↓

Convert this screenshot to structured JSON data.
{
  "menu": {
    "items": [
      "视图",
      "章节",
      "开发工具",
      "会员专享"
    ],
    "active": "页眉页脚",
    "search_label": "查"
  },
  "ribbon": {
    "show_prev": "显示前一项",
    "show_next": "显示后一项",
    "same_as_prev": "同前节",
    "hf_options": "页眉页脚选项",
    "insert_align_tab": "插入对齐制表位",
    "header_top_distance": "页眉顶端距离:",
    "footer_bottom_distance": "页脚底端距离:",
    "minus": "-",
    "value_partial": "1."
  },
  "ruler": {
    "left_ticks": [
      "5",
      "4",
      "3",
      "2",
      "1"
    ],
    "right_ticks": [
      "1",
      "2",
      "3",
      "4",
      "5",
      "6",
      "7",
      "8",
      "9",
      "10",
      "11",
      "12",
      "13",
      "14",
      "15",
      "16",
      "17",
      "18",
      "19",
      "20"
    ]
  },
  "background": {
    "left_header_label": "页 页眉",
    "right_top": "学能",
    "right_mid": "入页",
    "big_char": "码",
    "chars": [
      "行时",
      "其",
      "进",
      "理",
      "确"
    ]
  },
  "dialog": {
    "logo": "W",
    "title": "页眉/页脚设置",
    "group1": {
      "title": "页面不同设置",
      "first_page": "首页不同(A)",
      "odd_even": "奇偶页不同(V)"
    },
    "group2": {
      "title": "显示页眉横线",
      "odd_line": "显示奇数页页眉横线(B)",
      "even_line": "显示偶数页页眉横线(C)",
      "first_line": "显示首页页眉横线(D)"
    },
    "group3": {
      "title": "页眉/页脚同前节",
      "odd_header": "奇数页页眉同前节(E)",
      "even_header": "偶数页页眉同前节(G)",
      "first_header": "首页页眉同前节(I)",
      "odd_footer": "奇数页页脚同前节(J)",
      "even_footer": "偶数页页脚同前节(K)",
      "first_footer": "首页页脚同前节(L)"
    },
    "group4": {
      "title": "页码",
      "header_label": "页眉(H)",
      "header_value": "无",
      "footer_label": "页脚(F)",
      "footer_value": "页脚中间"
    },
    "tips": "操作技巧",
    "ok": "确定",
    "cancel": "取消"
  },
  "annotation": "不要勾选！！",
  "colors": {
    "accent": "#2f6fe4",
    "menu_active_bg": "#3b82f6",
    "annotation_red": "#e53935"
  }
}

↑

> Short task
Write out the whole listing exactly.

> Answer
Convert this screenshot to structured JSON data.
{
  "menu": {
    "items": [
      "视图",
      "章节",
      "开发工具",
      "会员专享"
    ],
    "active": "页眉页脚",
    "search_label": "查"
  },
  "ribbon": {
    "show_prev": "显示前一项",
    "show_next": "显示后一项",
    "same_as_prev": "同前节",
    "hf_options": "页眉页脚选项",
    "insert_align_tab": "插入对齐制表位",
    "header_top_distance": "页眉顶端距离:",
    "footer_bottom_distance": "页脚底端距离:",
    "minus": "-",
    "value_partial": "1."
  },
  "ruler": {
    "left_ticks": [
      "5",
      "4",
      "3",
      "2",
      "1"
    ],
    "right_ticks": [
      "1",
      "2",
      "3",
      "4",
      "5",
      "6",
      "7",
      "8",
      "9",
      "10",
      "11",
      "12",
      "13",
      "14",
      "15",
      "16",
      "17",
      "18",
      "19",
      "20"
    ]
  },
  "background": {
    "left_header_label": "页 页眉",
    "right_top": "学能",
    "right_mid": "入页",
    "big_char": "码",
    "chars": [
      "行时",
      "其",
      "进",
      "理",
      "确"
    ]
  },
  "dialog": {
    "logo": "W",
    "title": "页眉/页脚设置",
    "group1": {
      "title": "页面不同设置",
      "first_page": "首页不同(A)",
      "odd_even": "奇偶页不同(V)"
    },
    "group2": {
      "title": "显示页眉横线",
      "odd_line": "显示奇数页页眉横线(B)",
      "even_line": "显示偶数页页眉横线(C)",
      "first_line": "显示首页页眉横线(D)"
    },
    "group3": {
      "title": "页眉/页脚同前节",
      "odd_header": "奇数页页眉同前节(E)",
      "even_header": "偶数页页眉同前节(G)",
      "first_header": "首页页眉同前节(I)",
      "odd_footer": "奇数页页脚同前节(J)",
      "even_footer": "偶数页页脚同前节(K)",
      "first_footer": "首页页脚同前节(L)"
    },
    "group4": {
      "title": "页码",
      "header_label": "页眉(H)",
      "header_value": "无",
      "footer_label": "页脚(F)",
      "footer_value": "页脚中间"
    },
    "tips": "操作技巧",
    "ok": "确定",
    "cancel": "取消"
  },
  "annotation": "不要勾选！！",
  "colors": {
    "accent": "#2f6fe4",
    "menu_active_bg": "#3b82f6",
    "annotation_red": "#e53935"
  }
}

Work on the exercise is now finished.